-- BEGIN Records shown --

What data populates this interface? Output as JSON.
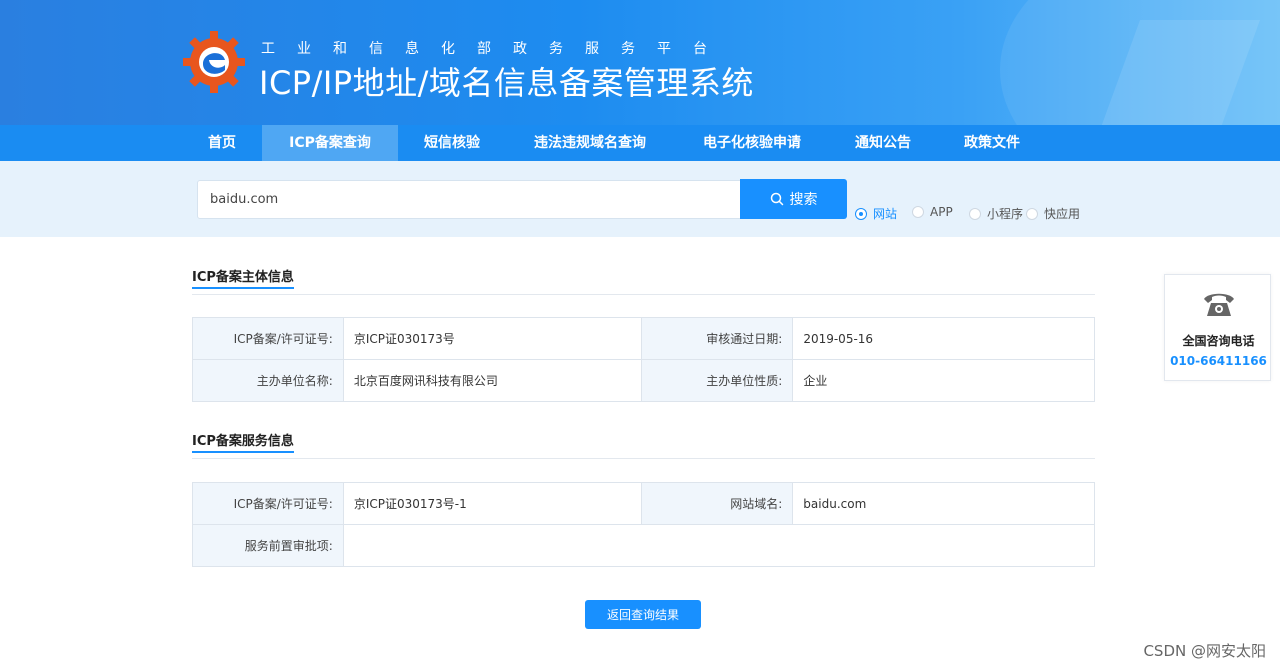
{
  "header": {
    "subtitle": "工业和信息化部政务服务平台",
    "title": "ICP/IP地址/域名信息备案管理系统"
  },
  "nav": {
    "items": [
      {
        "label": "首页"
      },
      {
        "label": "ICP备案查询",
        "active": true
      },
      {
        "label": "短信核验"
      },
      {
        "label": "违法违规域名查询"
      },
      {
        "label": "电子化核验申请"
      },
      {
        "label": "通知公告"
      },
      {
        "label": "政策文件"
      }
    ]
  },
  "search": {
    "value": "baidu.com",
    "button_label": "搜索",
    "button_icon": "search-icon",
    "types": [
      {
        "label": "网站",
        "checked": true
      },
      {
        "label": "APP",
        "checked": false
      },
      {
        "label": "小程序",
        "checked": false
      },
      {
        "label": "快应用",
        "checked": false
      }
    ]
  },
  "subject_info": {
    "title": "ICP备案主体信息",
    "rows": [
      {
        "label1": "ICP备案/许可证号:",
        "value1": "京ICP证030173号",
        "label2": "审核通过日期:",
        "value2": "2019-05-16"
      },
      {
        "label1": "主办单位名称:",
        "value1": "北京百度网讯科技有限公司",
        "label2": "主办单位性质:",
        "value2": "企业"
      }
    ]
  },
  "service_info": {
    "title": "ICP备案服务信息",
    "license_label": "ICP备案/许可证号:",
    "license_value": "京ICP证030173号-1",
    "domain_label": "网站域名:",
    "domain_value": "baidu.com",
    "approval_label": "服务前置审批项:",
    "approval_value": ""
  },
  "contact": {
    "icon": "telephone-icon",
    "label": "全国咨询电话",
    "phone": "010-66411166"
  },
  "back_button": "返回查询结果",
  "watermark": "CSDN @网安太阳",
  "colors": {
    "primary": "#1890ff",
    "nav_bg": "#1a8cf2",
    "nav_active": "#4fa7f3",
    "search_band": "#e6f2fc",
    "label_cell": "#f0f6fc",
    "logo_orange": "#e8561e"
  }
}
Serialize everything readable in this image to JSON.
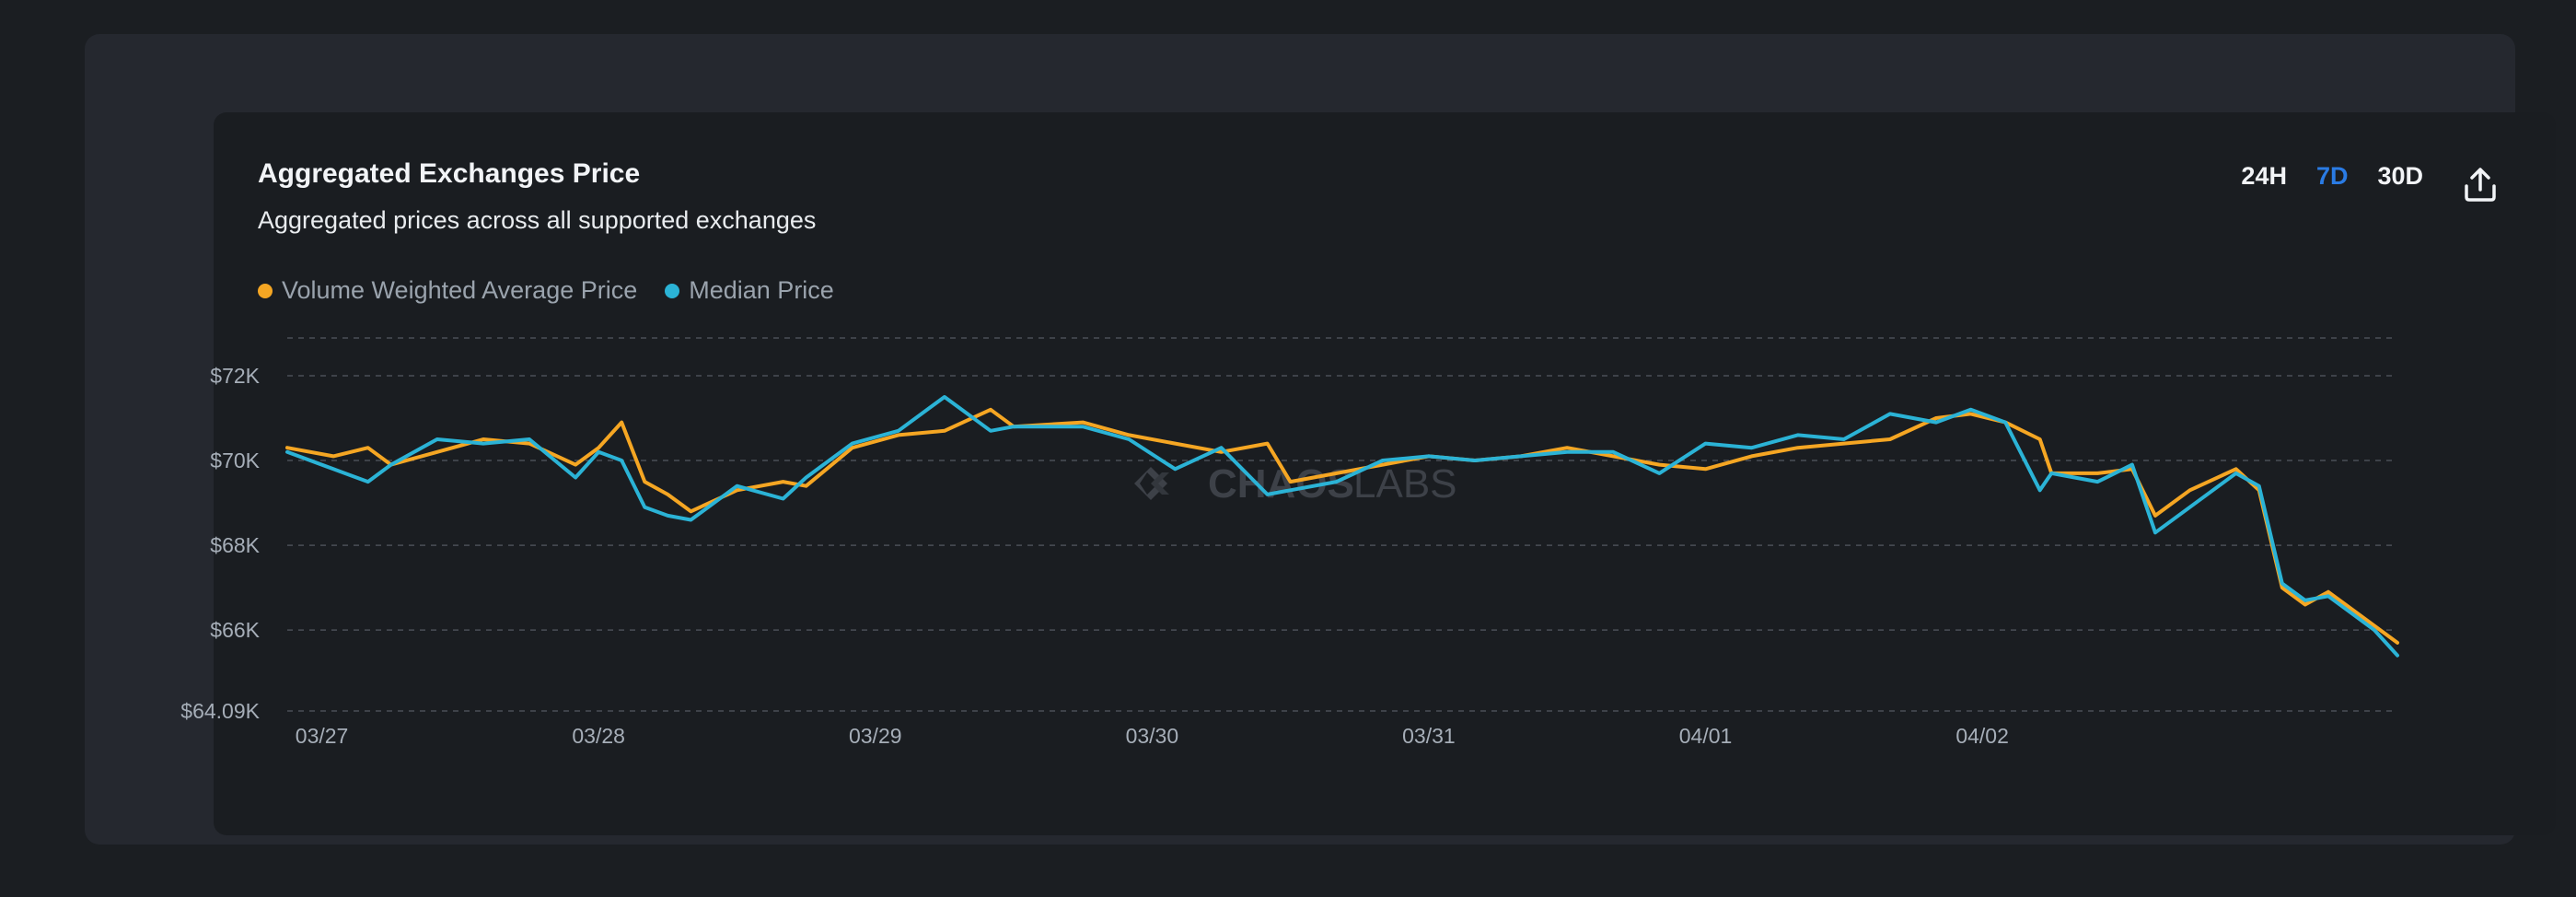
{
  "card": {
    "title": "Aggregated Exchanges Price",
    "subtitle": "Aggregated prices across all supported exchanges"
  },
  "time_ranges": [
    {
      "label": "24H",
      "active": false
    },
    {
      "label": "7D",
      "active": true
    },
    {
      "label": "30D",
      "active": false
    }
  ],
  "share_icon": "share-upload-icon",
  "watermark": {
    "bold": "CHAOS",
    "light": "LABS"
  },
  "colors": {
    "vwap": "#f5a623",
    "median": "#2bb3d6",
    "active_range": "#2a7be4"
  },
  "chart_data": {
    "type": "line",
    "title": "Aggregated Exchanges Price",
    "subtitle": "Aggregated prices across all supported exchanges",
    "ylim": [
      64090,
      73000
    ],
    "y_ticks": [
      {
        "value": 72000,
        "label": "$72K"
      },
      {
        "value": 70000,
        "label": "$70K"
      },
      {
        "value": 68000,
        "label": "$68K"
      },
      {
        "value": 66000,
        "label": "$66K"
      },
      {
        "value": 64090,
        "label": "$64.09K"
      }
    ],
    "x_range": [
      "03/26 21:00",
      "04/02 16:00"
    ],
    "x_ticks": [
      {
        "value": "03/27 00:00",
        "label": "03/27"
      },
      {
        "value": "03/28 00:00",
        "label": "03/28"
      },
      {
        "value": "03/29 00:00",
        "label": "03/29"
      },
      {
        "value": "03/30 00:00",
        "label": "03/30"
      },
      {
        "value": "03/31 00:00",
        "label": "03/31"
      },
      {
        "value": "04/01 00:00",
        "label": "04/01"
      },
      {
        "value": "04/02 00:00",
        "label": "04/02"
      }
    ],
    "grid": true,
    "legend_position": "top-left",
    "series": [
      {
        "name": "Volume Weighted Average Price",
        "color": "#f5a623",
        "points": [
          [
            "03/26 21:00",
            70300
          ],
          [
            "03/27 01:00",
            70100
          ],
          [
            "03/27 04:00",
            70300
          ],
          [
            "03/27 06:00",
            69900
          ],
          [
            "03/27 10:00",
            70200
          ],
          [
            "03/27 14:00",
            70500
          ],
          [
            "03/27 18:00",
            70400
          ],
          [
            "03/27 22:00",
            69900
          ],
          [
            "03/28 00:00",
            70300
          ],
          [
            "03/28 02:00",
            70900
          ],
          [
            "03/28 04:00",
            69500
          ],
          [
            "03/28 06:00",
            69200
          ],
          [
            "03/28 08:00",
            68800
          ],
          [
            "03/28 12:00",
            69300
          ],
          [
            "03/28 16:00",
            69500
          ],
          [
            "03/28 18:00",
            69400
          ],
          [
            "03/28 22:00",
            70300
          ],
          [
            "03/29 02:00",
            70600
          ],
          [
            "03/29 06:00",
            70700
          ],
          [
            "03/29 10:00",
            71200
          ],
          [
            "03/29 12:00",
            70800
          ],
          [
            "03/29 18:00",
            70900
          ],
          [
            "03/29 22:00",
            70600
          ],
          [
            "03/30 02:00",
            70400
          ],
          [
            "03/30 06:00",
            70200
          ],
          [
            "03/30 10:00",
            70400
          ],
          [
            "03/30 12:00",
            69500
          ],
          [
            "03/30 16:00",
            69700
          ],
          [
            "03/30 20:00",
            69900
          ],
          [
            "03/31 00:00",
            70100
          ],
          [
            "03/31 04:00",
            70000
          ],
          [
            "03/31 08:00",
            70100
          ],
          [
            "03/31 12:00",
            70300
          ],
          [
            "03/31 16:00",
            70100
          ],
          [
            "03/31 20:00",
            69900
          ],
          [
            "04/01 00:00",
            69800
          ],
          [
            "04/01 04:00",
            70100
          ],
          [
            "04/01 08:00",
            70300
          ],
          [
            "04/01 12:00",
            70400
          ],
          [
            "04/01 16:00",
            70500
          ],
          [
            "04/01 20:00",
            71000
          ],
          [
            "04/01 23:00",
            71100
          ],
          [
            "04/02 02:00",
            70900
          ],
          [
            "04/02 05:00",
            70500
          ],
          [
            "04/02 06:00",
            69700
          ],
          [
            "04/02 10:00",
            69700
          ],
          [
            "04/02 13:00",
            69800
          ],
          [
            "04/02 15:00",
            68700
          ],
          [
            "04/02 18:00",
            69300
          ],
          [
            "04/02 22:00",
            69800
          ],
          [
            "04/03 00:00",
            69300
          ],
          [
            "04/03 02:00",
            67000
          ],
          [
            "04/03 04:00",
            66600
          ],
          [
            "04/03 06:00",
            66900
          ],
          [
            "04/03 10:00",
            66100
          ],
          [
            "04/03 12:00",
            65700
          ]
        ]
      },
      {
        "name": "Median Price",
        "color": "#2bb3d6",
        "points": [
          [
            "03/26 21:00",
            70200
          ],
          [
            "03/27 01:00",
            69800
          ],
          [
            "03/27 04:00",
            69500
          ],
          [
            "03/27 06:00",
            69900
          ],
          [
            "03/27 10:00",
            70500
          ],
          [
            "03/27 14:00",
            70400
          ],
          [
            "03/27 18:00",
            70500
          ],
          [
            "03/27 22:00",
            69600
          ],
          [
            "03/28 00:00",
            70200
          ],
          [
            "03/28 02:00",
            70000
          ],
          [
            "03/28 04:00",
            68900
          ],
          [
            "03/28 06:00",
            68700
          ],
          [
            "03/28 08:00",
            68600
          ],
          [
            "03/28 12:00",
            69400
          ],
          [
            "03/28 16:00",
            69100
          ],
          [
            "03/28 18:00",
            69600
          ],
          [
            "03/28 22:00",
            70400
          ],
          [
            "03/29 02:00",
            70700
          ],
          [
            "03/29 06:00",
            71500
          ],
          [
            "03/29 10:00",
            70700
          ],
          [
            "03/29 12:00",
            70800
          ],
          [
            "03/29 18:00",
            70800
          ],
          [
            "03/29 22:00",
            70500
          ],
          [
            "03/30 02:00",
            69800
          ],
          [
            "03/30 06:00",
            70300
          ],
          [
            "03/30 10:00",
            69200
          ],
          [
            "03/30 12:00",
            69300
          ],
          [
            "03/30 16:00",
            69500
          ],
          [
            "03/30 20:00",
            70000
          ],
          [
            "03/31 00:00",
            70100
          ],
          [
            "03/31 04:00",
            70000
          ],
          [
            "03/31 08:00",
            70100
          ],
          [
            "03/31 12:00",
            70200
          ],
          [
            "03/31 16:00",
            70200
          ],
          [
            "03/31 20:00",
            69700
          ],
          [
            "04/01 00:00",
            70400
          ],
          [
            "04/01 04:00",
            70300
          ],
          [
            "04/01 08:00",
            70600
          ],
          [
            "04/01 12:00",
            70500
          ],
          [
            "04/01 16:00",
            71100
          ],
          [
            "04/01 20:00",
            70900
          ],
          [
            "04/01 23:00",
            71200
          ],
          [
            "04/02 02:00",
            70900
          ],
          [
            "04/02 05:00",
            69300
          ],
          [
            "04/02 06:00",
            69700
          ],
          [
            "04/02 10:00",
            69500
          ],
          [
            "04/02 13:00",
            69900
          ],
          [
            "04/02 15:00",
            68300
          ],
          [
            "04/02 18:00",
            68900
          ],
          [
            "04/02 22:00",
            69700
          ],
          [
            "04/03 00:00",
            69400
          ],
          [
            "04/03 02:00",
            67100
          ],
          [
            "04/03 04:00",
            66700
          ],
          [
            "04/03 06:00",
            66800
          ],
          [
            "04/03 10:00",
            66000
          ],
          [
            "04/03 12:00",
            65400
          ]
        ]
      }
    ]
  }
}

-- END Records shown --

### Work instructions
Gather each line in these records that contains the string "JSON".

### Result for this exercise
What data populates this interface? Output as JSON.
Serialize everything readable in this image to JSON.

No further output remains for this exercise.